# Verilen Metin

══════════════════════════════

Tiyatro, başlangıcından beri hem toplumu yansıtan bir ayna, hem de onu yönlendiren bir güç olduğu ölçüde çağdaş bir sanat olabilmiştir. Sadece estetik açıdan değil sosyo ekonomik açıdan da tiyatronun irdelenmesi önemli. Bu da tarihsel bir perspektif gerektirir elbette ki. Tarihsel gelişime baktığımızda tiyatronun (aslında bütün olarak sanatın) insanın yaratıcı etkinliklerinin bütününden soyutlanamayacağı görülecektir. İnsanın alet yapması, yapıcı olması daha sonraki davranışlarını, düşüncelerini, hatta inançlarını etkilemiştir. İnsanlığın ortak mirası olan kültür birikimlerinden, düşünce gelişimlerinden, sanat ve felsefeden, ilkel dürtülerden ve hatta dinsel yapılardan yararlanarak tiyatronun kökenine dair düşünce üreten önemli bir kaynak Oben Güney’in kitabı.
Kitabın ilk kırk sayfasında insanı çarpan bir “Varoluşçuluk” bölümü var. Sonra sanatın başlangıcına gidiyoruz. İlkel topluluklardan uygarlıklara yöneliyoruz. Daha ilk topluluklardan başlayarak toplumların düşünsel yanına yöneliyor yazar. Düşünsel yanı elbette ki dinsel yanla birleşiyor. Totemizmden Antik Yunan Tanrılarına… Düşünen, algılayan insan, sonra taklit eden insan, alet yapan insan ve oynayan insan… Oben Güney insanı oynayan insan olarak da ele alıyor ve insanla tiyatro arasındaki ilişkiye doğal bir boyut kazandırıyor. Home Ludens’i işte bu kitapta okumuşum ilk. Ama öylece kalakalmış satır aralarına yazdığım küçük notlarda.

══════════════════════════════

# Kaynak Malzeme
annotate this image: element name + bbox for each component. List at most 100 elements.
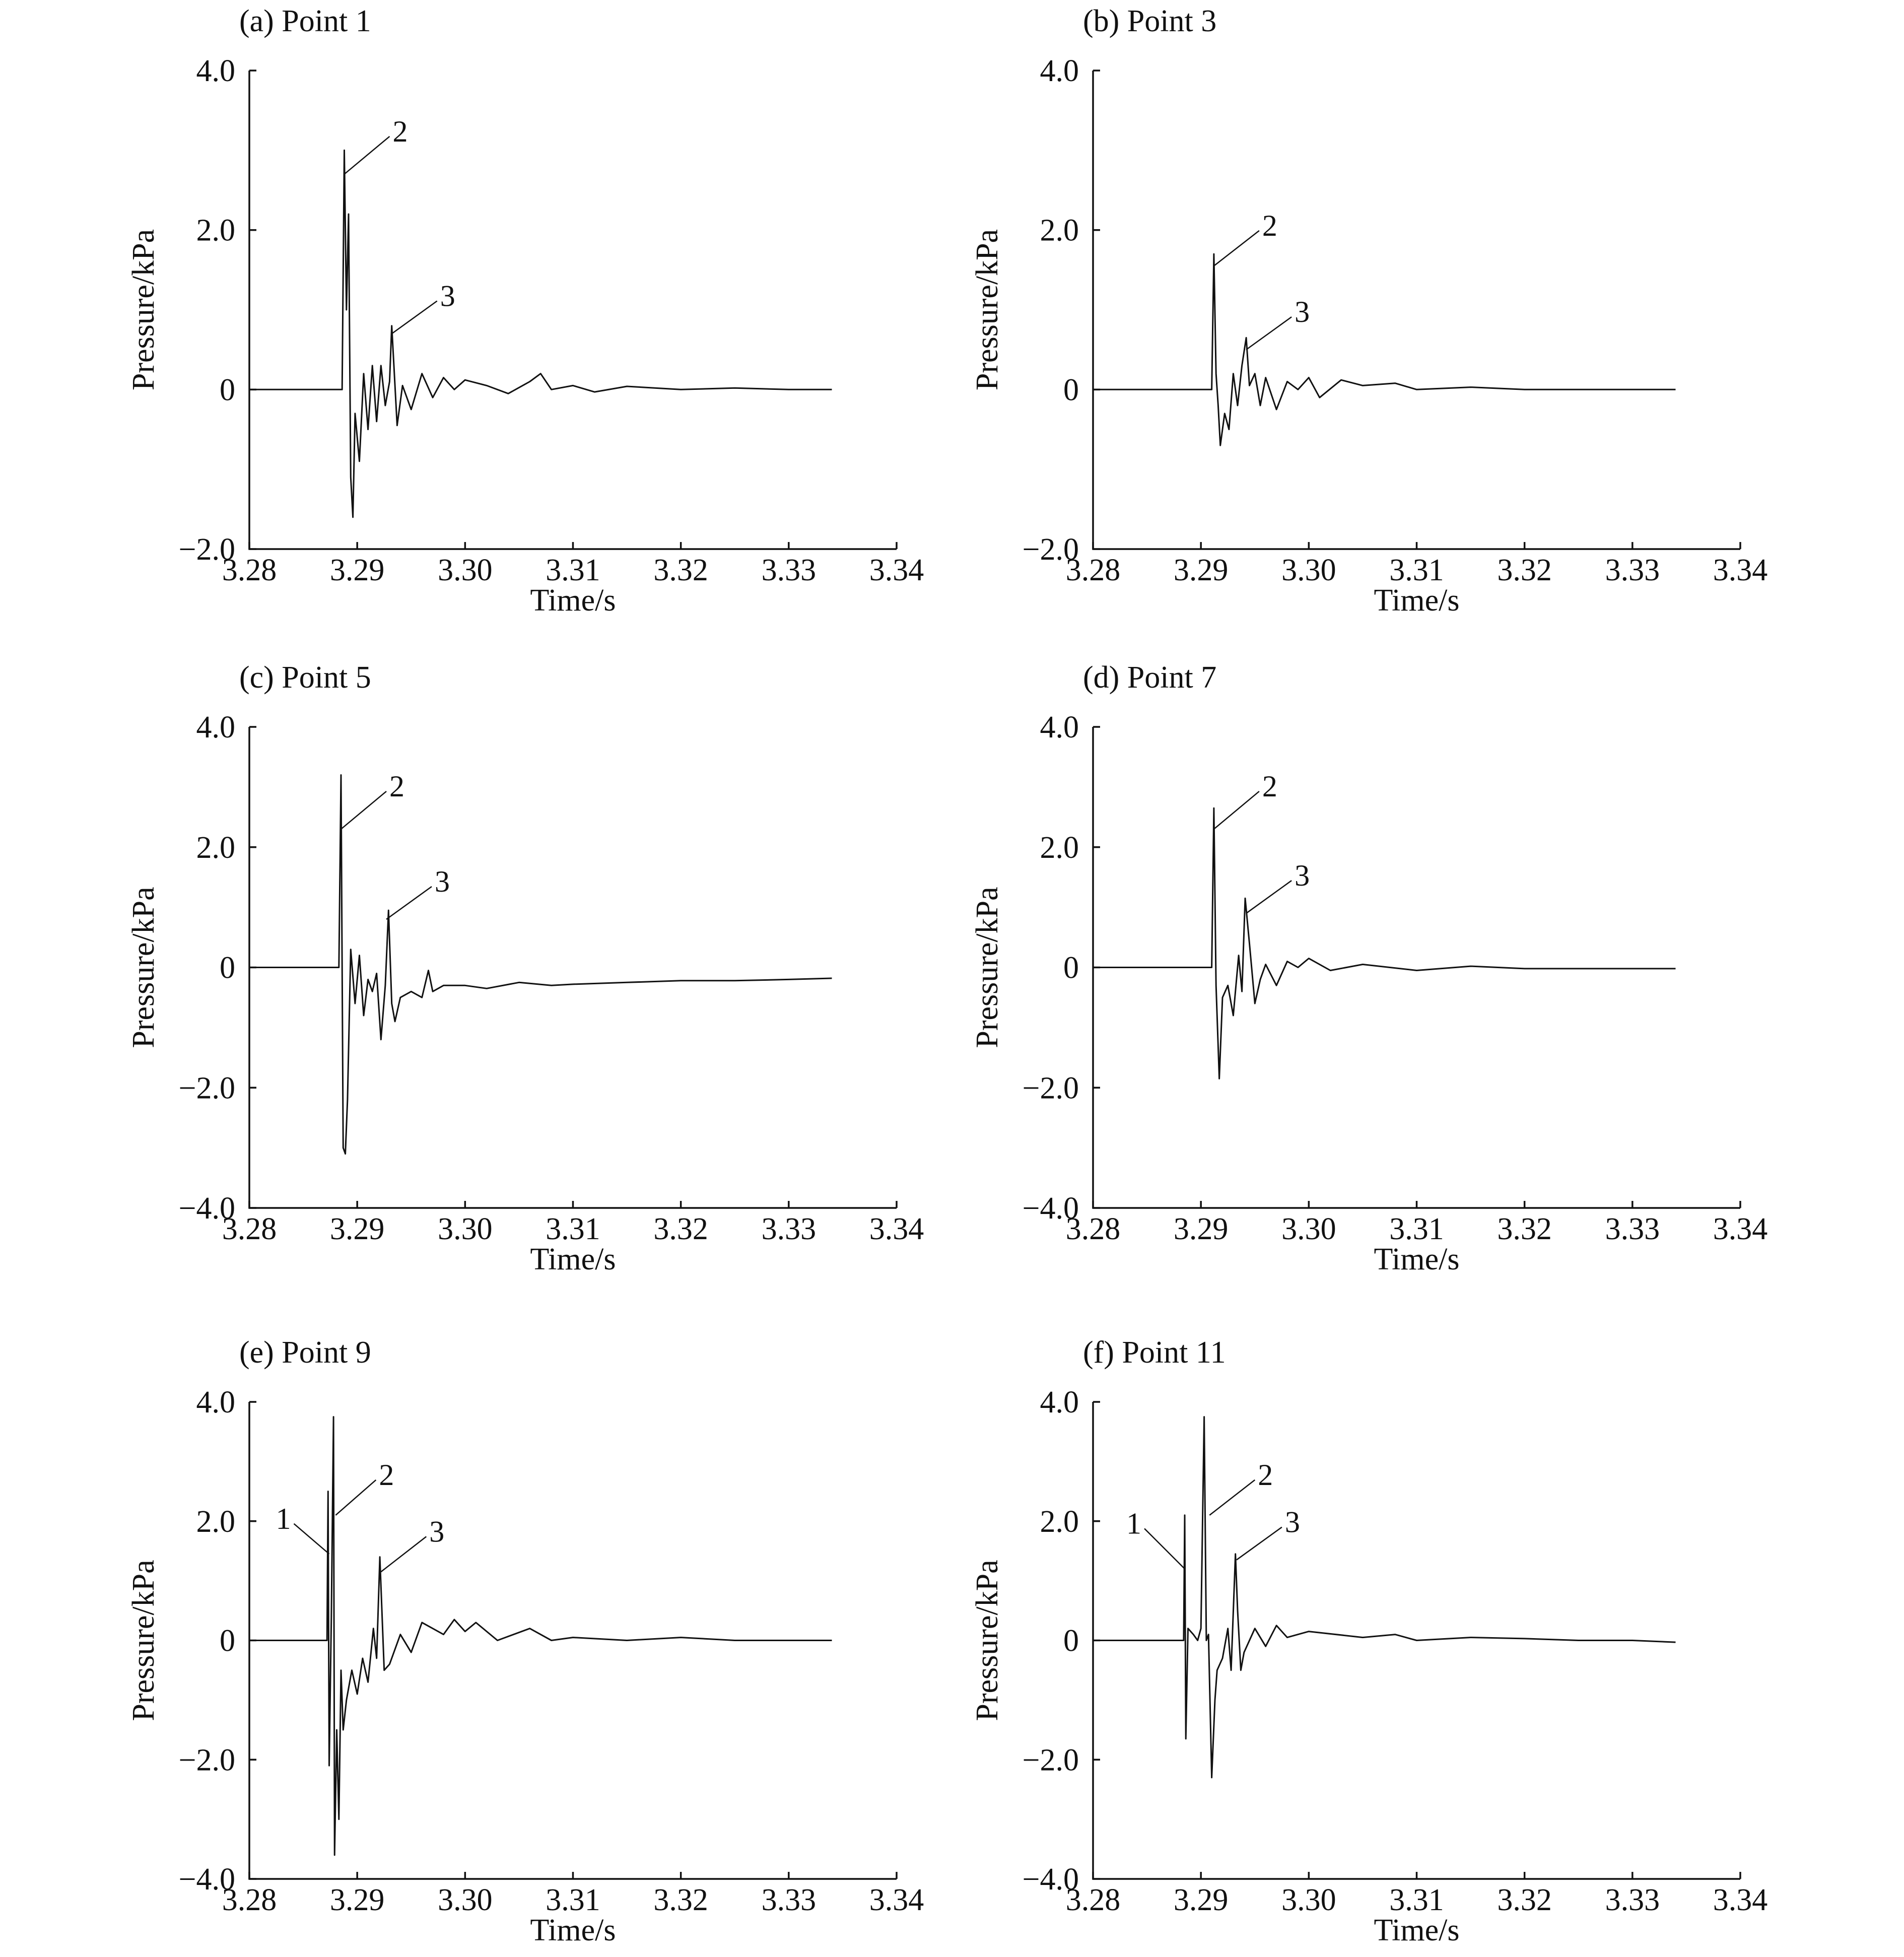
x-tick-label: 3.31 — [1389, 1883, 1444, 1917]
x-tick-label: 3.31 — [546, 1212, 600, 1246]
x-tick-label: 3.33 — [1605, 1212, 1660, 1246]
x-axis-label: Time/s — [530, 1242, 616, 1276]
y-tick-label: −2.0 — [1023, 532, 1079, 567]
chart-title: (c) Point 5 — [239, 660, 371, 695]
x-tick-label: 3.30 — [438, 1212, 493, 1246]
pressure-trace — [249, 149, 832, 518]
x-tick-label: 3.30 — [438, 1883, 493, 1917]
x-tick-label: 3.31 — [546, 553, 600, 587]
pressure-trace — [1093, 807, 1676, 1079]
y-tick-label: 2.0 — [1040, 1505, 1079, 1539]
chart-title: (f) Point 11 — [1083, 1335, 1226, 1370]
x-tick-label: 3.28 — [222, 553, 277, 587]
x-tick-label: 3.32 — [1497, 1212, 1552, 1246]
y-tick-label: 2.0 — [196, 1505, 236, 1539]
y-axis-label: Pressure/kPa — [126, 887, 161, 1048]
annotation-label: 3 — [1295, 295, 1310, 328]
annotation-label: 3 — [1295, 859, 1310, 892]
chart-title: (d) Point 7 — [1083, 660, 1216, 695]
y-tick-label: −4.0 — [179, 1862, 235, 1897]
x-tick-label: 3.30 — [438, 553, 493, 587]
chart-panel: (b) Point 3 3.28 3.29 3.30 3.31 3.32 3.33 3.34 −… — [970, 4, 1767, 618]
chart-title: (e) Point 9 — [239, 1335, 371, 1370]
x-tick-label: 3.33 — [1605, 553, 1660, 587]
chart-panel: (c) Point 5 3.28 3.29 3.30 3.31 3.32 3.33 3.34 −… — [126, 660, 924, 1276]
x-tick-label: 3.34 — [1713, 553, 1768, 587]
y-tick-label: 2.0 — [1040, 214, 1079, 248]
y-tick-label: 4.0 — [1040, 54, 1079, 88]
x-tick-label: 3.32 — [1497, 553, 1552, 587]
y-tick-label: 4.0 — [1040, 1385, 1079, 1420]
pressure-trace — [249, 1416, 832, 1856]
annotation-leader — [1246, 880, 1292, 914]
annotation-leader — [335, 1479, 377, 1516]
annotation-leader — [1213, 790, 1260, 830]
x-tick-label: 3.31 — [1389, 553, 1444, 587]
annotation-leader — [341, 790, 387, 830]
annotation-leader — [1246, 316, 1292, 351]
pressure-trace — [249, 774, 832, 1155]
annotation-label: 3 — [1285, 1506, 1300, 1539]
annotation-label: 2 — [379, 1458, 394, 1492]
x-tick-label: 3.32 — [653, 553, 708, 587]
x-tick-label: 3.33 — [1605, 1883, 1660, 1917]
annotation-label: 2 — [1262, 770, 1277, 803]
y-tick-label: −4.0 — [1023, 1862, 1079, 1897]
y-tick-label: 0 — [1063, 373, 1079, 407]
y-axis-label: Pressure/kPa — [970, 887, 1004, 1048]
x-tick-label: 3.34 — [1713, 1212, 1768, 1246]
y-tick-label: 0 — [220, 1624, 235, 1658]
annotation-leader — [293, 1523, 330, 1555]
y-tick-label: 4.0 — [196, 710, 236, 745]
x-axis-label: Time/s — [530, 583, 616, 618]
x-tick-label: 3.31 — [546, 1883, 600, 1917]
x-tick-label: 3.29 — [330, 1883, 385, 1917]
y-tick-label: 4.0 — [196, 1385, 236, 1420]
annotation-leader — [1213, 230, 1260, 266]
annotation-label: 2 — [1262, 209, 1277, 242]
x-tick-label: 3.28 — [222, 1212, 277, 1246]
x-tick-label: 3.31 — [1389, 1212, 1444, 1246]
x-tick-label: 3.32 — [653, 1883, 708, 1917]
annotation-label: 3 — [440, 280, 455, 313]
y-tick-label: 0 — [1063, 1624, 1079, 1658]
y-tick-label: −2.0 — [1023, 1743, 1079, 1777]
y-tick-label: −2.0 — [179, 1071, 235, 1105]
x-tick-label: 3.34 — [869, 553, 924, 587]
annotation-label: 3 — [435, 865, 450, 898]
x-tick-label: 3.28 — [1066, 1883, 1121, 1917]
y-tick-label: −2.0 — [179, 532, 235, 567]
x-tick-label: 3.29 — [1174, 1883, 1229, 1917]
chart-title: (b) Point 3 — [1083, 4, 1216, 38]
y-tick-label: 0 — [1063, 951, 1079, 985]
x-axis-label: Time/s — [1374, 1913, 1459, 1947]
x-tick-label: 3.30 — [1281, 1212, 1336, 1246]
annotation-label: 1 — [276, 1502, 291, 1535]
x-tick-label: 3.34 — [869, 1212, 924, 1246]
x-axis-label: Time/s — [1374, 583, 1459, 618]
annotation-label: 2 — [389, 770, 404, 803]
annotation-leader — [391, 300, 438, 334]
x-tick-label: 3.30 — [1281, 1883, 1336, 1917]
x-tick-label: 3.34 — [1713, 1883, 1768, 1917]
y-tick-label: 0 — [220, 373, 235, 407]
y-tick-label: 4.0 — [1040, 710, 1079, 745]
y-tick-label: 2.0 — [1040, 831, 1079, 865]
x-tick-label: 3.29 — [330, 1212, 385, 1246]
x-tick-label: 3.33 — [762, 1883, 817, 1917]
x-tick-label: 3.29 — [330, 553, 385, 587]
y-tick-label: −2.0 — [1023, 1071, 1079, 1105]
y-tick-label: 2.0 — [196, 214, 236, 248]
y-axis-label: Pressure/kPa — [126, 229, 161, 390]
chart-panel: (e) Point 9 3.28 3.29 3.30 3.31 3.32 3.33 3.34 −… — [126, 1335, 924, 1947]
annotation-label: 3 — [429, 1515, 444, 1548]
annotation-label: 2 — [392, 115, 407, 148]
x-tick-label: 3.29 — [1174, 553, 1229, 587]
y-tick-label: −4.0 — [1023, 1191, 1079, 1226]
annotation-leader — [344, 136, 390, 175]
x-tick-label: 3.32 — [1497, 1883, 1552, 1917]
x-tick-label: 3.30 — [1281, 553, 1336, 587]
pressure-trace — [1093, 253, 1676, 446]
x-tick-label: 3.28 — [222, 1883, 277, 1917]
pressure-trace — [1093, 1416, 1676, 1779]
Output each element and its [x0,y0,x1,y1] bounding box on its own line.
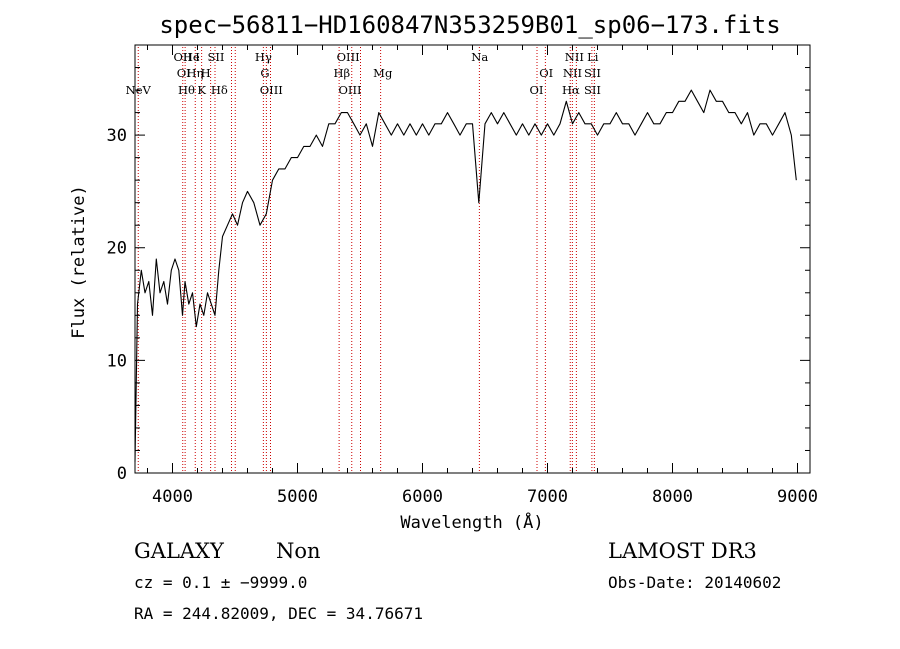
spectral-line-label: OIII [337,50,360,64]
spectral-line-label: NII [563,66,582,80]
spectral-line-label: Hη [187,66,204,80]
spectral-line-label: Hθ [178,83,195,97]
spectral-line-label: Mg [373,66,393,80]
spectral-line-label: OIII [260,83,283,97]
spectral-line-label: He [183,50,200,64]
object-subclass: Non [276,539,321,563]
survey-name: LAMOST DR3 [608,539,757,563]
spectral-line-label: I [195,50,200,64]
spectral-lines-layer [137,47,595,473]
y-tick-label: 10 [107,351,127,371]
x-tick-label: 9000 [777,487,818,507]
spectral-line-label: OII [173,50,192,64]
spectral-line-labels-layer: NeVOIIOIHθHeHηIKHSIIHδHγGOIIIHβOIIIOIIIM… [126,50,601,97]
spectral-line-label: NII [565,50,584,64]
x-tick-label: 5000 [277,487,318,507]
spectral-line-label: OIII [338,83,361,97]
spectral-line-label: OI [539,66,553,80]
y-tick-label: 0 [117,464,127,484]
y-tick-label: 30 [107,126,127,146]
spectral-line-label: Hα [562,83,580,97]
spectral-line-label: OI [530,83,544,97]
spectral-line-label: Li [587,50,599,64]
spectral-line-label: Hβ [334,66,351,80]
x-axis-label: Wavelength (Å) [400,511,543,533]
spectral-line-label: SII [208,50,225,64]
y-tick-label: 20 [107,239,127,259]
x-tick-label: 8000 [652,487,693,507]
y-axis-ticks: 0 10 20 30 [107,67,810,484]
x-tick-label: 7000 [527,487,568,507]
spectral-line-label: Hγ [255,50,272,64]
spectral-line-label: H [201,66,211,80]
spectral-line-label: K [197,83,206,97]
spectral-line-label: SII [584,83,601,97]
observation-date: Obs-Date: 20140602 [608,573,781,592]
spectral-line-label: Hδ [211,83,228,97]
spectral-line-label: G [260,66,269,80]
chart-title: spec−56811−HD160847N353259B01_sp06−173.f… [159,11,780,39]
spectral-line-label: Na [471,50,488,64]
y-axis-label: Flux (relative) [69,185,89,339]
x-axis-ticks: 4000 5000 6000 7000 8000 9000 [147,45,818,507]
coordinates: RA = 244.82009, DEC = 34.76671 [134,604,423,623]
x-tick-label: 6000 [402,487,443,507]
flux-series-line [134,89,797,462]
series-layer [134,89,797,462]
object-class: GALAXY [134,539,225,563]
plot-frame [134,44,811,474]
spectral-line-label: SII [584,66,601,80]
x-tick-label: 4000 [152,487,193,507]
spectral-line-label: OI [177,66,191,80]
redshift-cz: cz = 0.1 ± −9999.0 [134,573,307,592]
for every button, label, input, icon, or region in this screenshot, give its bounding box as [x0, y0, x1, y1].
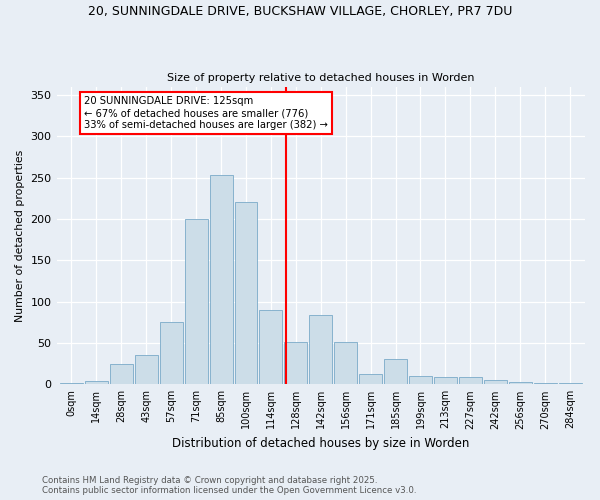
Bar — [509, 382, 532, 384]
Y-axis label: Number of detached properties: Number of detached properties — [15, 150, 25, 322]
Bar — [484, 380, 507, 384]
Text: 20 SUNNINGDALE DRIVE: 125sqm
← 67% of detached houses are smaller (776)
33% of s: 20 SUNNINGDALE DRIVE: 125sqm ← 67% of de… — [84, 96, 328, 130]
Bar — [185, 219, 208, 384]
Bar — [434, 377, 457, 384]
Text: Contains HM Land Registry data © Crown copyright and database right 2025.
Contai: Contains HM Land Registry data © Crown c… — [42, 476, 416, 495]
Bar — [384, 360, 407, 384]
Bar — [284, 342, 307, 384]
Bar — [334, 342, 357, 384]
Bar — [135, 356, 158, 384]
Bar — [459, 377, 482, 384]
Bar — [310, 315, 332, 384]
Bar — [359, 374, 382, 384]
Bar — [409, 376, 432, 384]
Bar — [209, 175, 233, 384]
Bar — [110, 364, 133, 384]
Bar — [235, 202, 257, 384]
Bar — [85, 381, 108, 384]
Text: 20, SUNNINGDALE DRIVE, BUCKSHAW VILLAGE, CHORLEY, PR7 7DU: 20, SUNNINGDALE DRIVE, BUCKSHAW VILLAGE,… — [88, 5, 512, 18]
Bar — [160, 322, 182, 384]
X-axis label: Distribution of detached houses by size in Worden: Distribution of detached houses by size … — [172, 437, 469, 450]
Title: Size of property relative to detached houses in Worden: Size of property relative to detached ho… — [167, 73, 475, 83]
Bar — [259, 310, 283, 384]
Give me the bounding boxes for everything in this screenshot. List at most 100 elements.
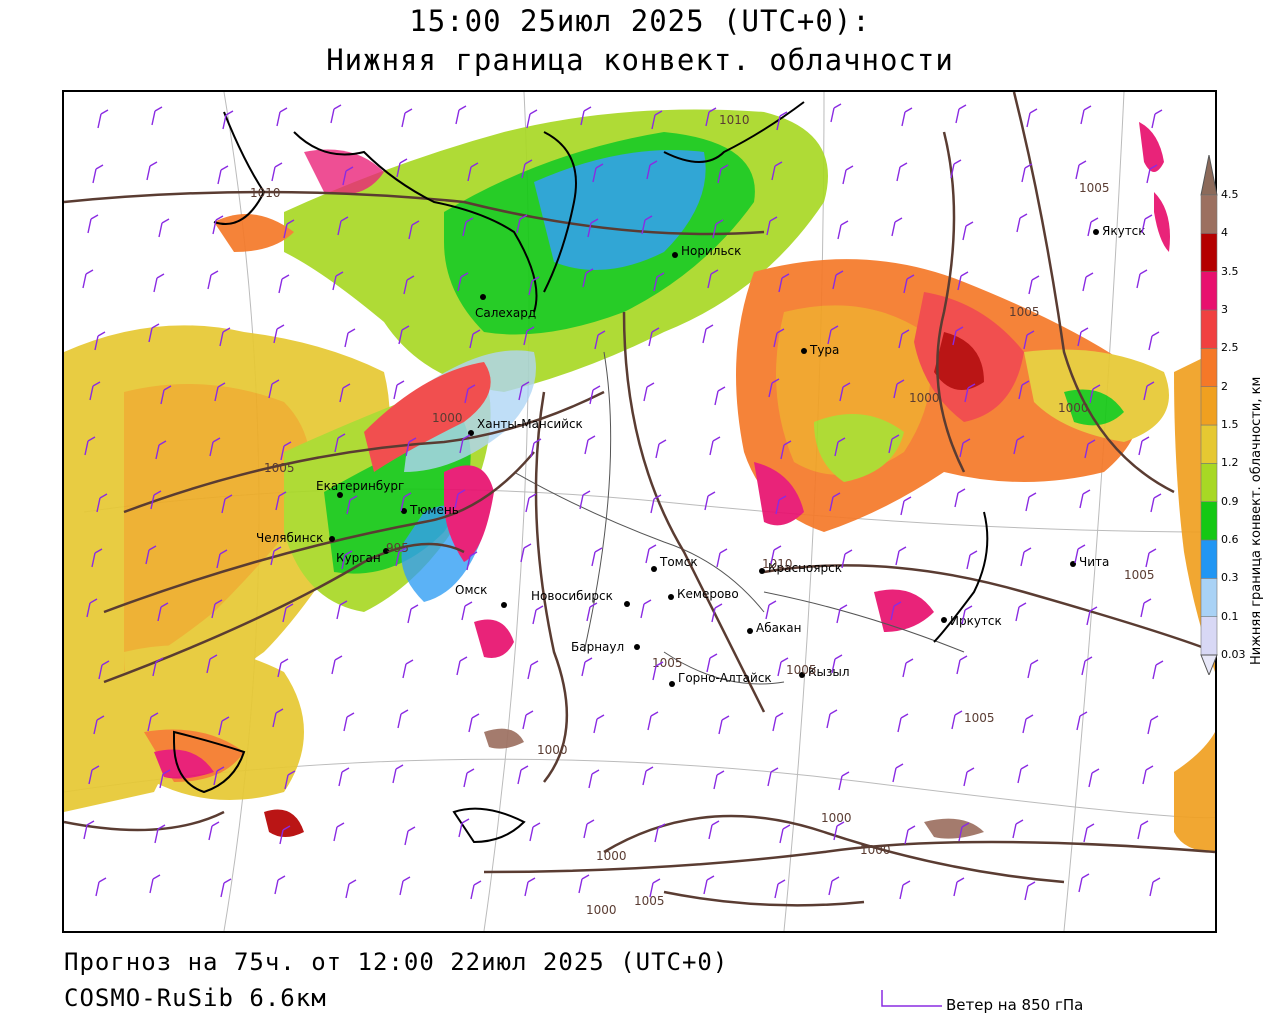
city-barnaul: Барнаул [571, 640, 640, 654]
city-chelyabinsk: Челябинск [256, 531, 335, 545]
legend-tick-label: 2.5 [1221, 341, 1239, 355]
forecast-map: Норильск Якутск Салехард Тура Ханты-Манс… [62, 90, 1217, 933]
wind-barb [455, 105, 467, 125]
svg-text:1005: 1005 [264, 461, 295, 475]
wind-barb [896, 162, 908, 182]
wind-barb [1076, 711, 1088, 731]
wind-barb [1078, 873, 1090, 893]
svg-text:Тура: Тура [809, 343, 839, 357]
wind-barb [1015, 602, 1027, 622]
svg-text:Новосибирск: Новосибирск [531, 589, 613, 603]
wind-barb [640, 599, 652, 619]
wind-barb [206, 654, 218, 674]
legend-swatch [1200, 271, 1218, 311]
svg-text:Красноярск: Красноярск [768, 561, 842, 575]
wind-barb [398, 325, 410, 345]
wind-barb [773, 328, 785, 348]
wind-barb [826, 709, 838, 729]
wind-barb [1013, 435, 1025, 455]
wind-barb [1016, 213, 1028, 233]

══════════════════════════════

# Yapılacak İşler
(a) Tiyatro üzerine yazıdan "Tiyatro, başlangıcından beri" ile başlayıp "Oben Güney’in kitabı." ifadesine kadar süren kısmı kelimesi kelimesine yazın.
(b) Tiyatro üzerine yazıya göre aşağıdaki soruları yanıtlayın:
(i) Tiyatronun kökenine dair düşünce üreten önemli bir kaynak olarak kimin kitabı gösteriliyor?
(ii) Kitabın ilk kırk sayfasında hangi bölüm yer alıyor?
(iii) Oben Güney insanı hangi yönüyle de ele alıyor?
(c) Tiyatro ve Oben Güney'in kitabı üzerine yazıyı, son cümlesinden sonrasını yazarak devam ettirin.

# Görevlere Göre Yanıtlar
(a)
Tiyatro, başlangıcından beri hem toplumu yansıtan bir ayna, hem de onu yönlendiren bir güç olduğu ölçüde çağdaş bir sanat olabilmiştir. Sadece estetik açıdan değil sosyo ekonomik açıdan da tiyatronun irdelenmesi önemli. Bu da tarihsel bir perspektif gerektirir elbette ki. Tarihsel gelişime baktığımızda tiyatronun (aslında bütün olarak sanatın) insanın yaratıcı etkinliklerinin bütününden soyutlanamayacağı görülecektir. İnsanın alet yapması, yapıcı olması daha sonraki davranışlarını, düşüncelerini, hatta inançlarını etkilemiştir. İnsanlığın ortak mirası olan kültür birikimlerinden, düşünce gelişimlerinden, sanat ve felsefeden, ilkel dürtülerden ve hatta dinsel yapılardan yararlanarak tiyatronun kökenine dair düşünce üreten önemli bir kaynak Oben Güney’in kitabı.

(b)
(i) Oben Güney'in kitabı.
(ii) "Varoluşçuluk" bölümü.
(iii) Oynayan insan olarak.

(c)
“İnsanda Tiyatro – Tiyatroda İnsan” sadece tiyatro kuramcılarına yönelerek, onların düşüncelerine başvurularak yazılmamış. Toplumsal ve düşünsel yapılar, uygarlıklar, kültürel birikimler ele alınarak tiyatro ve insan ilişkisi bütün tarihsel yönleriyle yorumlanmış.
Birinci cilt insanın başlangıcından orta çağa kadar geliyor. Aynı bütüncül bakış açısıyla ikinci cildi de okumak istiyor insan. Keşke bu ciltle birlikte ikinci cilt de basılsa. Oben Güney’in, korunup korunmadığından bile habersiz olduğumuz arşivi araştırmacısını ve yayıncısını bekliyor. Kim bilir, tiyatro adamlarımızın birikimlerinden yararlanmanın önemli olduğunu anlarız bir gün… (Türk Tiyatrosu üzerine kuramsal çalışmaların büyük bir bölümü ancak sahaflardan edinilebiliyor da, o yüzden dedim…) Geç olmasa bari!


Hamiş: Oyun, yaşam, insan üzerine kafa yormaya niyetlenenlere küçük bir not. Bir de Bernard Suits’in “Çekirge – Oyun, Yaşam ve Ütopya” kitabı var ki. Mutlaka “Homo Ludens” le birlikte okunmalı. Günümüzde kazanç kurallarına indirgenen yaşamı reddeden, değerler yitimine karşı oyun ütopyasını savunan iflah olmaz bir çekirgeyle tanışacaksınız.